# Given request
Send back all the data below, exactly as given.

# Supplied data
┄┄┄┄┄┄┄┄┄┄

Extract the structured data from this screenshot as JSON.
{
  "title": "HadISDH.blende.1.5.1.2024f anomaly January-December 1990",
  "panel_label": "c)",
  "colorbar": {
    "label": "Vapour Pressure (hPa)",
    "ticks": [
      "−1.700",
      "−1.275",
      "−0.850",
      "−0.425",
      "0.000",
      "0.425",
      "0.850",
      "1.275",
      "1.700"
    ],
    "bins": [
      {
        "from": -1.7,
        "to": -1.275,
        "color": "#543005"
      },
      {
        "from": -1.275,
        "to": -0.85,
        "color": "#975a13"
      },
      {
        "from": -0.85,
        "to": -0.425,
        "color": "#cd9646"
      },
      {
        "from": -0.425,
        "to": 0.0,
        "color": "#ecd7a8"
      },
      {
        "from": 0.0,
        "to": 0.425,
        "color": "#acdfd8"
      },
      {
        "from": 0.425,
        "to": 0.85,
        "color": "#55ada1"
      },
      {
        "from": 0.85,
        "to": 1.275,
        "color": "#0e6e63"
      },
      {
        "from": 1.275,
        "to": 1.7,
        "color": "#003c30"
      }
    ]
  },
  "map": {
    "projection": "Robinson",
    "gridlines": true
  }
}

┄┄┄┄┄┄┄┄┄┄

# Full response
Extract the structured data from this screenshot as JSON.
{
  "title": "HadISDH.blende.1.5.1.2024f anomaly January-December 1990",
  "panel_label": "c)",
  "colorbar": {
    "label": "Vapour Pressure (hPa)",
    "ticks": [
      "−1.700",
      "−1.275",
      "−0.850",
      "−0.425",
      "0.000",
      "0.425",
      "0.850",
      "1.275",
      "1.700"
    ],
    "bins": [
      {
        "from": -1.7,
        "to": -1.275,
        "color": "#543005"
      },
      {
        "from": -1.275,
        "to": -0.85,
        "color": "#975a13"
      },
      {
        "from": -0.85,
        "to": -0.425,
        "color": "#cd9646"
      },
      {
        "from": -0.425,
        "to": 0.0,
        "color": "#ecd7a8"
      },
      {
        "from": 0.0,
        "to": 0.425,
        "color": "#acdfd8"
      },
      {
        "from": 0.425,
        "to": 0.85,
        "color": "#55ada1"
      },
      {
        "from": 0.85,
        "to": 1.275,
        "color": "#0e6e63"
      },
      {
        "from": 1.275,
        "to": 1.7,
        "color": "#003c30"
      }
    ]
  },
  "map": {
    "projection": "Robinson",
    "gridlines": true
  }
}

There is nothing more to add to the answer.